— START OF Given records —
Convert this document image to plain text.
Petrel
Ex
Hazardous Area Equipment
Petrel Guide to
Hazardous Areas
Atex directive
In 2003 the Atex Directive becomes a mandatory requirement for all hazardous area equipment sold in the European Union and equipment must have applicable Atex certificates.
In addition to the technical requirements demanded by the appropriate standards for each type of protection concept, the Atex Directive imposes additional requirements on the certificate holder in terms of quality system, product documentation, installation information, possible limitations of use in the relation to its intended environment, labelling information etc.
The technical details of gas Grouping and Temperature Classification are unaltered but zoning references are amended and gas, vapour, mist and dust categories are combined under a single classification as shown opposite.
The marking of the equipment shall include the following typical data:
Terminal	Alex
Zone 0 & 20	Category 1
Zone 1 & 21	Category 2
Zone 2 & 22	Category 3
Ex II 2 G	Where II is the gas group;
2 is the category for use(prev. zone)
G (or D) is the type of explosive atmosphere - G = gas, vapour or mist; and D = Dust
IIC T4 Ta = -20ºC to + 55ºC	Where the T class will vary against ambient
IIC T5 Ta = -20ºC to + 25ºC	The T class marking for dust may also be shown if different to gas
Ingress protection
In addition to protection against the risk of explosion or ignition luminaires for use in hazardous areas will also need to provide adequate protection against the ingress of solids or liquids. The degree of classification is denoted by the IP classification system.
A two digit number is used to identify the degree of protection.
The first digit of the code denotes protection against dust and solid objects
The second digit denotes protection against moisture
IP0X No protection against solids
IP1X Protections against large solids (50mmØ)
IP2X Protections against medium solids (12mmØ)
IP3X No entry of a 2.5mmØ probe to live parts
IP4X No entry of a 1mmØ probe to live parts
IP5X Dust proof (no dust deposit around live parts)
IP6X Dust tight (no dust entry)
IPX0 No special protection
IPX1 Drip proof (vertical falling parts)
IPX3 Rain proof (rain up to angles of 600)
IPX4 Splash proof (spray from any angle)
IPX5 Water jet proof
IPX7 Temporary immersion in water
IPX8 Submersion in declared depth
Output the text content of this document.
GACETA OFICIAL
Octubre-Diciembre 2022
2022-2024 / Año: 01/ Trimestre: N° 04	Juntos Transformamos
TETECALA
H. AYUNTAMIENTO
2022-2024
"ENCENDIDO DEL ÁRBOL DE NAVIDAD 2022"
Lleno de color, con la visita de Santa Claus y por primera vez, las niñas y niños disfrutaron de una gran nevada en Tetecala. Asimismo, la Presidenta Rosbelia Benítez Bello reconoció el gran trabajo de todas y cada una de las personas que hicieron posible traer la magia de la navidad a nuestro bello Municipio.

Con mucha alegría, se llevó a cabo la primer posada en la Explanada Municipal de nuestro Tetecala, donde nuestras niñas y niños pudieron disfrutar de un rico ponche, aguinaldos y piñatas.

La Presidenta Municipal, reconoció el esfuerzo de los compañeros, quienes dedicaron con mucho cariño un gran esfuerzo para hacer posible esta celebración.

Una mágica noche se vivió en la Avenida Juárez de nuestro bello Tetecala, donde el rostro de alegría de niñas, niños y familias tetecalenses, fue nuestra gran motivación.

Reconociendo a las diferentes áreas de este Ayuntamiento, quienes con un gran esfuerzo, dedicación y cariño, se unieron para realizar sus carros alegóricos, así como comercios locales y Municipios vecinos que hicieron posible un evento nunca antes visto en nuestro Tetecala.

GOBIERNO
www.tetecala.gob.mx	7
— END OF Given records —
— START OF Given records —
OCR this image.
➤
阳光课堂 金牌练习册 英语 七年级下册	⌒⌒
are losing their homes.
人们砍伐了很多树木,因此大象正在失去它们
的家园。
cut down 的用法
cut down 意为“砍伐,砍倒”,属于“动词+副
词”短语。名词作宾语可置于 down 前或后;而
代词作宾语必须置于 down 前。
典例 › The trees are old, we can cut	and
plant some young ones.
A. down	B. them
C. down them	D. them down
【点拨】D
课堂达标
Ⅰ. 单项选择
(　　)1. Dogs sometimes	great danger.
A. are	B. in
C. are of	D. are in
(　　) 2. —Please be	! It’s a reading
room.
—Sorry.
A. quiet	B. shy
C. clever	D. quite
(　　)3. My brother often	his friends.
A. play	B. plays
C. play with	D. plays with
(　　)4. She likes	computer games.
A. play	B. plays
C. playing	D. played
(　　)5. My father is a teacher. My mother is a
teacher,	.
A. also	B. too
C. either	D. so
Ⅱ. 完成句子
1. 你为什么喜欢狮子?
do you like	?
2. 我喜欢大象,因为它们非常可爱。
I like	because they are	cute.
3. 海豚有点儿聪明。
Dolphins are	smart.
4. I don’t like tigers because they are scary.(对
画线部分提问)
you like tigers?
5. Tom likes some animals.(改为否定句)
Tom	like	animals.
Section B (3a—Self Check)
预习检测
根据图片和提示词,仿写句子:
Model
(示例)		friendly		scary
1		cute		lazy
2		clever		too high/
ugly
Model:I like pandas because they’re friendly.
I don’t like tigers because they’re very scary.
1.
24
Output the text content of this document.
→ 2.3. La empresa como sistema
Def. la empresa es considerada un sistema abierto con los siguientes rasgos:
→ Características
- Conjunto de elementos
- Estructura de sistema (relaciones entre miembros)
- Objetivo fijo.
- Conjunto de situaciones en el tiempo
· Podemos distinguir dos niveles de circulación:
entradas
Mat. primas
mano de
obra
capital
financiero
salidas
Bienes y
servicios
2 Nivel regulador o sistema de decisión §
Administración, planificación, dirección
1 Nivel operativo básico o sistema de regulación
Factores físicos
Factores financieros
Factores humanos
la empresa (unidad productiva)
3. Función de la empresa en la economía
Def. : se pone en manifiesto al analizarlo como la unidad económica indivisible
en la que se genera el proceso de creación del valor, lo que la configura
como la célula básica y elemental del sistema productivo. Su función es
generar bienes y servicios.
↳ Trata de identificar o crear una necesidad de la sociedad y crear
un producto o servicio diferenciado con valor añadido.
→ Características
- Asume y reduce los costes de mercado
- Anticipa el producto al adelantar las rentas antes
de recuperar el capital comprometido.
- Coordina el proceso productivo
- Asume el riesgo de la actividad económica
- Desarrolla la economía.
— END OF Given records —
— START OF Given records —
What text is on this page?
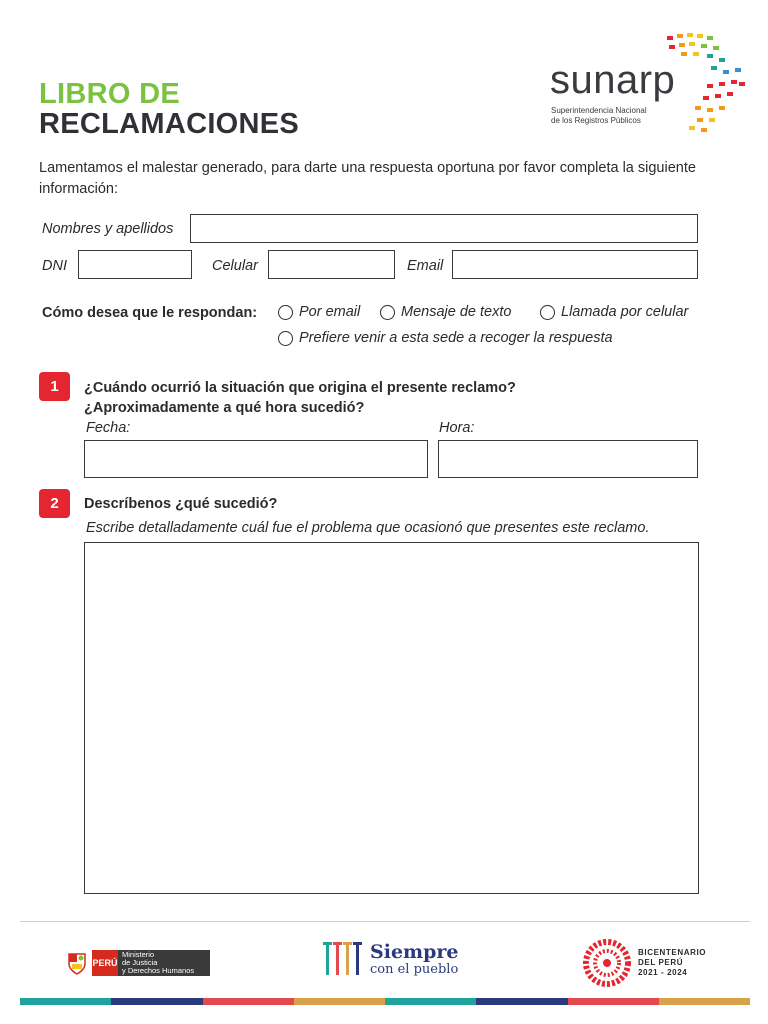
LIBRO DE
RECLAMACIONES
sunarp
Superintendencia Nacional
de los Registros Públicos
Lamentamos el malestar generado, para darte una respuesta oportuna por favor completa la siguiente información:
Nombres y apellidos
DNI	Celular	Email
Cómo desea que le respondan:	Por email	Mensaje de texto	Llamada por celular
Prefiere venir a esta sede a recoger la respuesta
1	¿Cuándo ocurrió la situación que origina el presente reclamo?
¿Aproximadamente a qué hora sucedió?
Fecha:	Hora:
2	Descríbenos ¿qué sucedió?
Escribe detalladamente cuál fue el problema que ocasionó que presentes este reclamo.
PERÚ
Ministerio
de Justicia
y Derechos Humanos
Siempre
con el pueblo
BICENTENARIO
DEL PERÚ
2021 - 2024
— END OF Given records —
→ Task
Look over the listing. Pull out every line with the string "respuesta" in it.

→ Task result
Lamentamos el malestar generado, para darte una respuesta oportuna por favor completa la siguiente información:
Prefiere venir a esta sede a recoger la respuesta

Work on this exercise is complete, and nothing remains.